'''
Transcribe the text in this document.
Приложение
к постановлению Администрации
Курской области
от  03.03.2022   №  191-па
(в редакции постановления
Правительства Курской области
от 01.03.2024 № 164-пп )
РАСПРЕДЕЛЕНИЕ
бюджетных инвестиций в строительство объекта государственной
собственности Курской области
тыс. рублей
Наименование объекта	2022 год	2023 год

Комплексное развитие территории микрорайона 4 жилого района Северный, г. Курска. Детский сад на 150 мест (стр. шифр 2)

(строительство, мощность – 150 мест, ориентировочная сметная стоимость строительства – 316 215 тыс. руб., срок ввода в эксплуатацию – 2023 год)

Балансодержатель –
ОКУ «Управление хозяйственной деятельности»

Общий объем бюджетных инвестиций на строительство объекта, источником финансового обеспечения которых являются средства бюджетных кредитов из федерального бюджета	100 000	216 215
'''
__The exercise__:
Pull out all lines from the entries above in which the word "бюджетных" appears.

__Answer to the task__:
бюджетных инвестиций в строительство объекта государственной
Общий объем бюджетных инвестиций на строительство объекта, источником финансового обеспечения которых являются средства бюджетных кредитов из федерального бюджета	100 000	216 215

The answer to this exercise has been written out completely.